» **THE PROBLEM**
In the rows below, switch "Navigation settings" to "Route settings" and reproduce them with every other detail left unchanged. Omit the pictures from your answer.

» **Lines of data**
☆ ☆ ☆ ☆
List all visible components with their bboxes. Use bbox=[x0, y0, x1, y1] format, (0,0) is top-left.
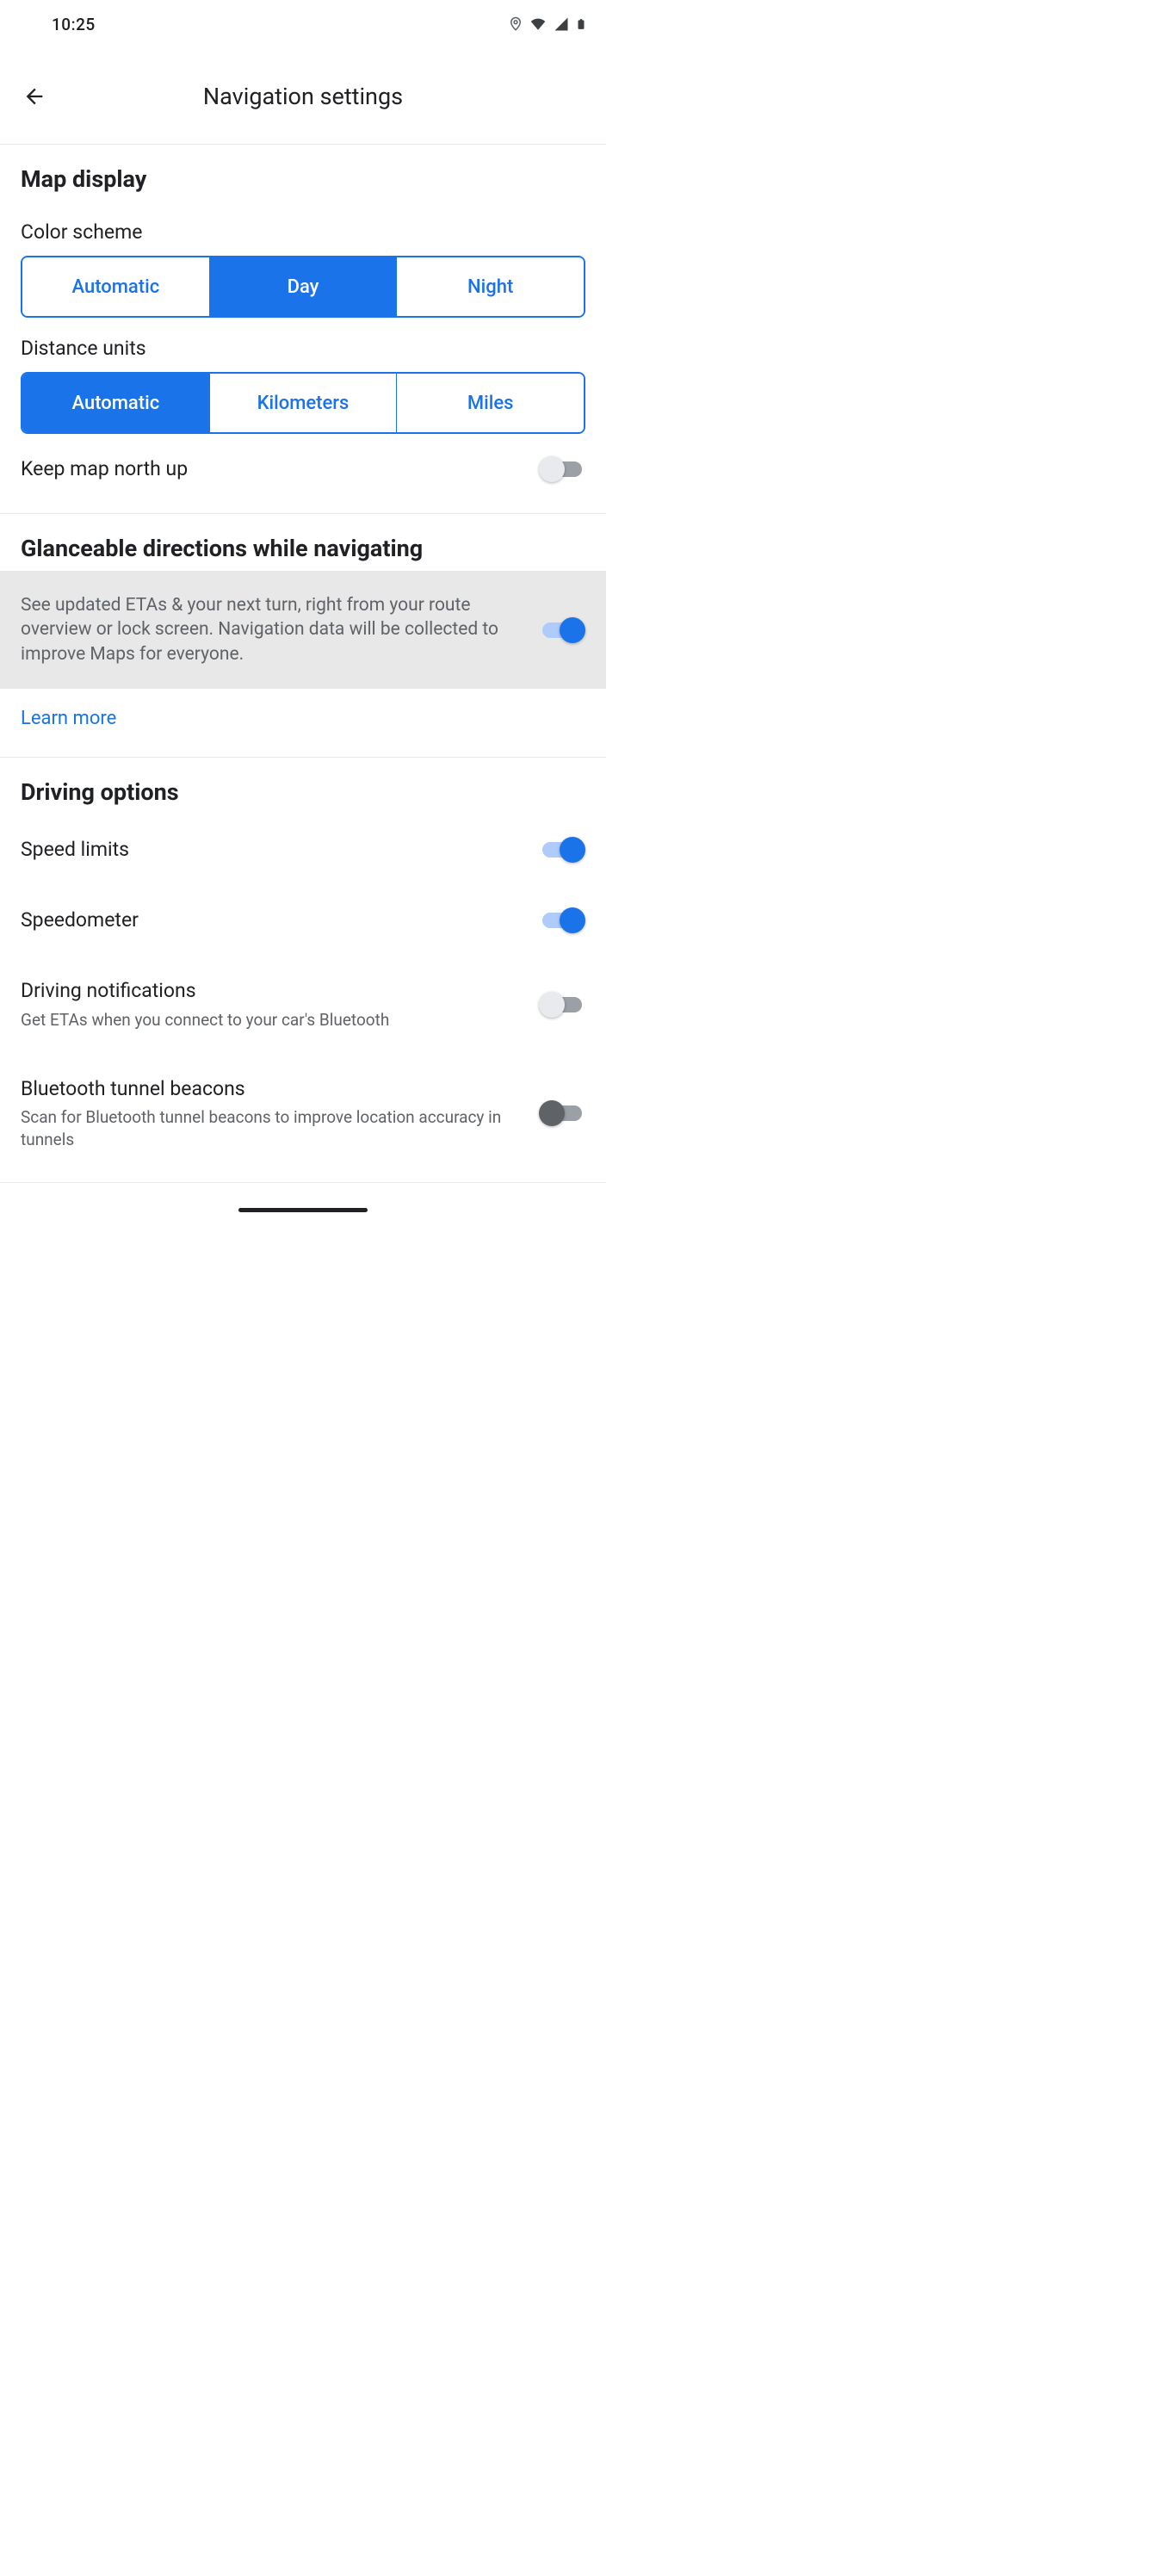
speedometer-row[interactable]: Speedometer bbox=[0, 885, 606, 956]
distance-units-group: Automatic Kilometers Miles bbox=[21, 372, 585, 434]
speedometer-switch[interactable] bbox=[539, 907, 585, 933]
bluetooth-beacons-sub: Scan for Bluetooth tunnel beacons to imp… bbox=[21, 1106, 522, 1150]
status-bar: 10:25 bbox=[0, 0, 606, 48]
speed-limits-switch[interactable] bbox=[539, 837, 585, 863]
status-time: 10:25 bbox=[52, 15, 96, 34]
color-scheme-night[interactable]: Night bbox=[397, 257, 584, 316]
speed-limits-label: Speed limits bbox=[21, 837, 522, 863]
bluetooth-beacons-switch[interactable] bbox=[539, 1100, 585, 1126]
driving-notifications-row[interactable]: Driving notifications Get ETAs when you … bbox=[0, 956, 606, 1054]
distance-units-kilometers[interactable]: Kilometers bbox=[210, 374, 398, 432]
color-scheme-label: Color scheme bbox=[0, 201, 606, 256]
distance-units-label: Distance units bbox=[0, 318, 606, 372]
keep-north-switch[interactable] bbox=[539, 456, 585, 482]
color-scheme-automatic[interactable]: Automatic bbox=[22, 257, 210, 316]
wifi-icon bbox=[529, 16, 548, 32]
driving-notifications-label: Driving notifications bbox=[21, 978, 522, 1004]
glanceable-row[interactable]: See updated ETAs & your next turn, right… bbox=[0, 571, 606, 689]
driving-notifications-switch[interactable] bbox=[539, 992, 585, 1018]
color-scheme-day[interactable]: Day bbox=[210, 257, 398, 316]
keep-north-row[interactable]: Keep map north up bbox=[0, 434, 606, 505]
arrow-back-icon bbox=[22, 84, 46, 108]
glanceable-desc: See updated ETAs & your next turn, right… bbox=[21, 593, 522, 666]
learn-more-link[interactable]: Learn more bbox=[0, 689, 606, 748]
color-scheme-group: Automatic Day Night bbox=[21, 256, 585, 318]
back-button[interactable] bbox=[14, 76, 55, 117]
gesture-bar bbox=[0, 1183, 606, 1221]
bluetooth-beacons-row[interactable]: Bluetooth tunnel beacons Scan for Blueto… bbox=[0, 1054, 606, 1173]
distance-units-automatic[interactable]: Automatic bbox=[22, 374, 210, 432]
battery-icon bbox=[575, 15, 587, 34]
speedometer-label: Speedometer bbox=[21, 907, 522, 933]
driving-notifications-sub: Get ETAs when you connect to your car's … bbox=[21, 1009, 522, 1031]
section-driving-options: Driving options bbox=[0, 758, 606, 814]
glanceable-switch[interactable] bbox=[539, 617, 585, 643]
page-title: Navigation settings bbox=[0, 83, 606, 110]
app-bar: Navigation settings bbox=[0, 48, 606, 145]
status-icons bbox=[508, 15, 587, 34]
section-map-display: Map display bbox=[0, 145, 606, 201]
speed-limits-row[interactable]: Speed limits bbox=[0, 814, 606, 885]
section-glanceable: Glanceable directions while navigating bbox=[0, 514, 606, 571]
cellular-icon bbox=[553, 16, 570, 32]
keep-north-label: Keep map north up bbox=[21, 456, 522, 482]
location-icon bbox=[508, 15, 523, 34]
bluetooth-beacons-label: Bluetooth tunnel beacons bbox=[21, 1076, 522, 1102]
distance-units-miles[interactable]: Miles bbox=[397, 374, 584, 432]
☆ ☆ ☆ ☆
» **SOLUTION TO THE EXERCISE**
List all visible components with their bboxes. Use bbox=[x0, y0, x1, y1] format, (0,0) is top-left.
speedometer-row[interactable]: Speedometer bbox=[0, 885, 606, 956]
distance-units-group: Automatic Kilometers Miles bbox=[21, 372, 585, 434]
speedometer-switch[interactable] bbox=[539, 907, 585, 933]
bluetooth-beacons-sub: Scan for Bluetooth tunnel beacons to imp… bbox=[21, 1106, 522, 1150]
status-bar: 10:25 bbox=[0, 0, 606, 48]
speed-limits-switch[interactable] bbox=[539, 837, 585, 863]
status-time: 10:25 bbox=[52, 15, 96, 34]
color-scheme-night[interactable]: Night bbox=[397, 257, 584, 316]
speed-limits-label: Speed limits bbox=[21, 837, 522, 863]
bluetooth-beacons-switch[interactable] bbox=[539, 1100, 585, 1126]
driving-notifications-row[interactable]: Driving notifications Get ETAs when you … bbox=[0, 956, 606, 1054]
distance-units-kilometers[interactable]: Kilometers bbox=[210, 374, 398, 432]
color-scheme-label: Color scheme bbox=[0, 201, 606, 256]
distance-units-label: Distance units bbox=[0, 318, 606, 372]
keep-north-switch[interactable] bbox=[539, 456, 585, 482]
color-scheme-automatic[interactable]: Automatic bbox=[22, 257, 210, 316]
wifi-icon bbox=[529, 16, 548, 32]
driving-notifications-label: Driving notifications bbox=[21, 978, 522, 1004]
glanceable-row[interactable]: See updated ETAs & your next turn, right… bbox=[0, 571, 606, 689]
driving-notifications-switch[interactable] bbox=[539, 992, 585, 1018]
color-scheme-day[interactable]: Day bbox=[210, 257, 398, 316]
keep-north-row[interactable]: Keep map north up bbox=[0, 434, 606, 505]
arrow-back-icon bbox=[22, 84, 46, 108]
glanceable-desc: See updated ETAs & your next turn, right… bbox=[21, 593, 522, 666]
learn-more-link[interactable]: Learn more bbox=[0, 689, 606, 748]
color-scheme-group: Automatic Day Night bbox=[21, 256, 585, 318]
back-button[interactable] bbox=[14, 76, 55, 117]
gesture-bar bbox=[0, 1183, 606, 1221]
bluetooth-beacons-row[interactable]: Bluetooth tunnel beacons Scan for Blueto… bbox=[0, 1054, 606, 1173]
distance-units-automatic[interactable]: Automatic bbox=[22, 374, 210, 432]
battery-icon bbox=[575, 15, 587, 34]
speedometer-label: Speedometer bbox=[21, 907, 522, 933]
driving-notifications-sub: Get ETAs when you connect to your car's … bbox=[21, 1009, 522, 1031]
section-driving-options: Driving options bbox=[0, 758, 606, 814]
glanceable-switch[interactable] bbox=[539, 617, 585, 643]
page-title: Route settings bbox=[0, 83, 606, 110]
app-bar: Route settings bbox=[0, 48, 606, 145]
status-icons bbox=[508, 15, 587, 34]
section-map-display: Map display bbox=[0, 145, 606, 201]
speed-limits-row[interactable]: Speed limits bbox=[0, 814, 606, 885]
section-glanceable: Glanceable directions while navigating bbox=[0, 514, 606, 571]
cellular-icon bbox=[553, 16, 570, 32]
keep-north-label: Keep map north up bbox=[21, 456, 522, 482]
location-icon bbox=[508, 15, 523, 34]
bluetooth-beacons-label: Bluetooth tunnel beacons bbox=[21, 1076, 522, 1102]
distance-units-miles[interactable]: Miles bbox=[397, 374, 584, 432]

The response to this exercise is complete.